_Document excerpt:_

:::::

Climbing bike build

durhamhale
durhamhale Posts: 2
edited November 2013 in Road buying advice
I'm looking to undertake my first self-build and my main aim is to get the best climbing bike I can afford. I've got a budget of around £3000 for the frameset, groupset and wheelset. I've got abit more to spend on the bars, stem, saddle, etc but I want to get the main bits sorted first.

I'd really appriciate any help with either finding the best value/lightest parts and any pointers on where is the best place to save weight, such as is it best to get the best frame I can with a cheaper groupset or wheels as they are easier to upgrade later?

So far I'm looking along the lines of the following framsets (any more would be appreciated):
Argon 18 Gallium Pro (2013 or 2012)
Boardman Elite SLR 9.8 (2013)
Canyon CF SLX (2013)

:::::

_Dataset extract:_

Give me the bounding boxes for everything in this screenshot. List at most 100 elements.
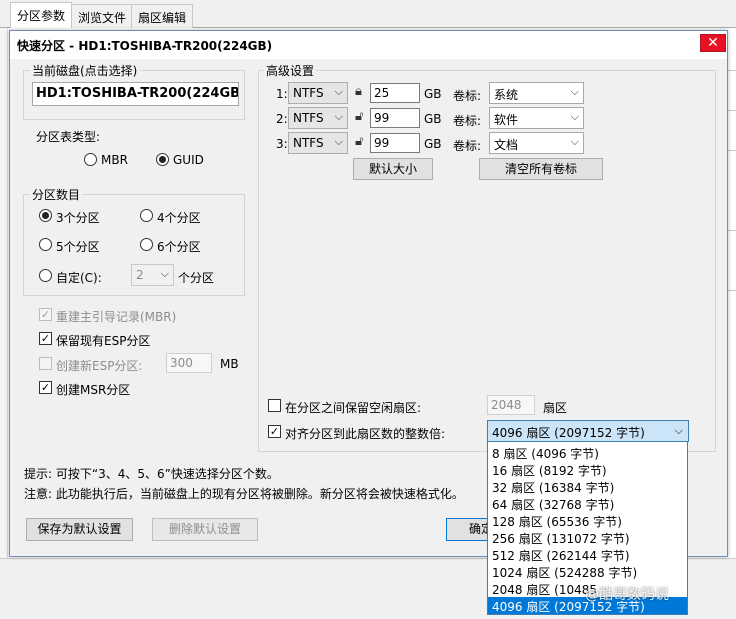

:::::

_The problem:_ Carry on the forum post above about a first climbing bike build, starting right after its last listed frameset.

_Final result:_
Cervelo R3 (2013)

I've seen a S-works Tarmac SL4 2012 for a decent price (more than the ones mentioned above but I could possibly use my current wheels for a while) but I can't find a weight for it anywhere - anyone got any ideas?

Groupset: I'm learning towards SRAM Force or possibly Red as they seem to have the best value to weight ratio. Campag Chorus seems another option but I've got no experience of any Campag groupsets.

Wheelset wise, I'm probably going to stick to clinchers for now due to their practicality. The lightest/best value set I found so far are the Soul S2.0. Has anyone got any experience with them? I already own a set of Cole Rollen Elite at 1570 grams (http://www.colewheels.com/pages/product ... php?ids=10) which I could potentially use until I could afford something better.

Thanks for any advice or input!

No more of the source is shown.